SUPPLIED DATA ->
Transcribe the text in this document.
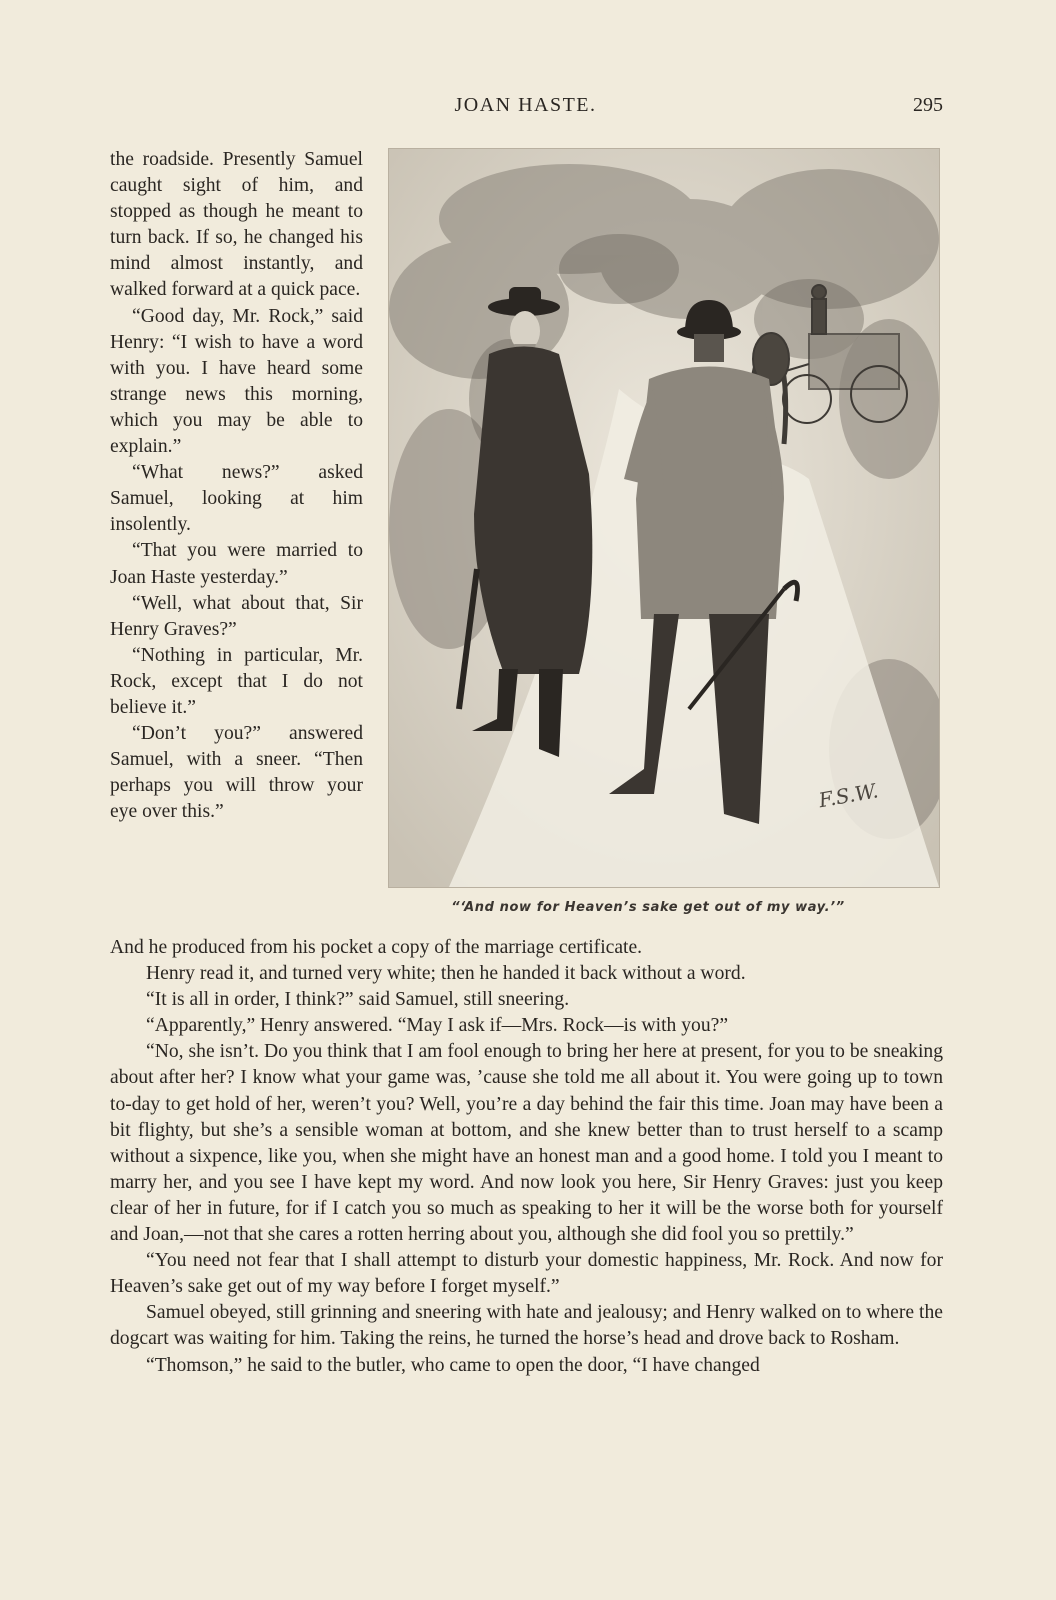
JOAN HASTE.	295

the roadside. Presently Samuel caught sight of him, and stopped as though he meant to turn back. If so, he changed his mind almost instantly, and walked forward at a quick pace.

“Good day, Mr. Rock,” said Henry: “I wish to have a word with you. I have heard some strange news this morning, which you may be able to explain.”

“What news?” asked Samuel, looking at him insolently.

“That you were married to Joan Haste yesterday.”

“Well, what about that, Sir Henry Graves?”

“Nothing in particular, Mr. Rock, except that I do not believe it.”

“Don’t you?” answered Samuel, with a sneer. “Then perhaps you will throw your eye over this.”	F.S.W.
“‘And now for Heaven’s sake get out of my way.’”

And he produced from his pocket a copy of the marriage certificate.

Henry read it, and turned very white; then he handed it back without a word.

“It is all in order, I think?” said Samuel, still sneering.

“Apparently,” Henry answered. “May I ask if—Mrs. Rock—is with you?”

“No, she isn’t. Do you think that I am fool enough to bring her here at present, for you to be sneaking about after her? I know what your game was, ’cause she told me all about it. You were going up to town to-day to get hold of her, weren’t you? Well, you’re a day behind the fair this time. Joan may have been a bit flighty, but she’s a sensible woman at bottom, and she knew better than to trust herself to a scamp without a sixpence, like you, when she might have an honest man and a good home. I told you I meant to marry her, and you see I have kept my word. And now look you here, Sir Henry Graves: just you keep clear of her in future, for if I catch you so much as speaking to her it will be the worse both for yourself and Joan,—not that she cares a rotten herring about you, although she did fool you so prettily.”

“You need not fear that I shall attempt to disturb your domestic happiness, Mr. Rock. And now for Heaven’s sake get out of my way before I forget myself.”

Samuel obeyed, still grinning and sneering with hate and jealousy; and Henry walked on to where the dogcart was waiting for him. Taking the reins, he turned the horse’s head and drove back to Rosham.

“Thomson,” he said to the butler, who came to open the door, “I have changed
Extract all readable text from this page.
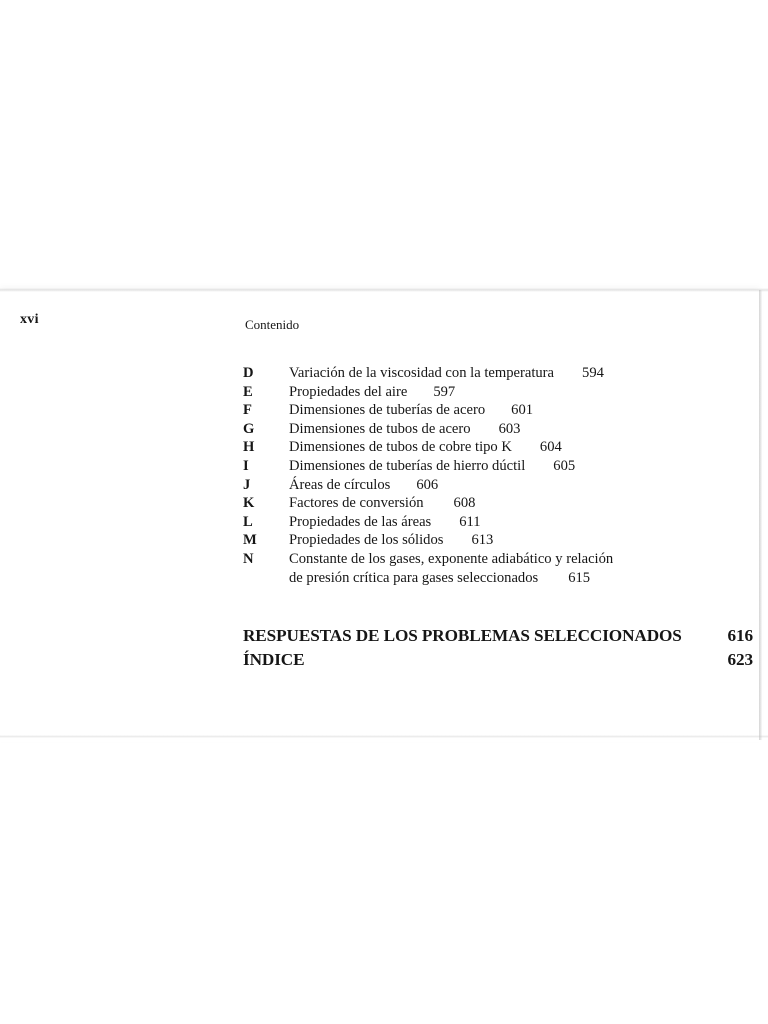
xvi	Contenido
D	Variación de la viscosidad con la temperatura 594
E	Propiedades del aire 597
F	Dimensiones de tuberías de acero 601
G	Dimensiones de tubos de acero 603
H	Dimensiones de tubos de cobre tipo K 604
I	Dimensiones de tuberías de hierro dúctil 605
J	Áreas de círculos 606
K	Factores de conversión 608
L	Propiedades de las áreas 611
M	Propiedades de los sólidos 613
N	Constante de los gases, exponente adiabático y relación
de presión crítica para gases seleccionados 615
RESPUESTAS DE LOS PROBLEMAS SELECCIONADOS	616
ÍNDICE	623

THE REQUEST -> In the lines above, find each one with "gases" and list it.

ANSWER TO THIS PROBLEM ->
N	Constante de los gases, exponente adiabático y relación
de presión crítica para gases seleccionados 615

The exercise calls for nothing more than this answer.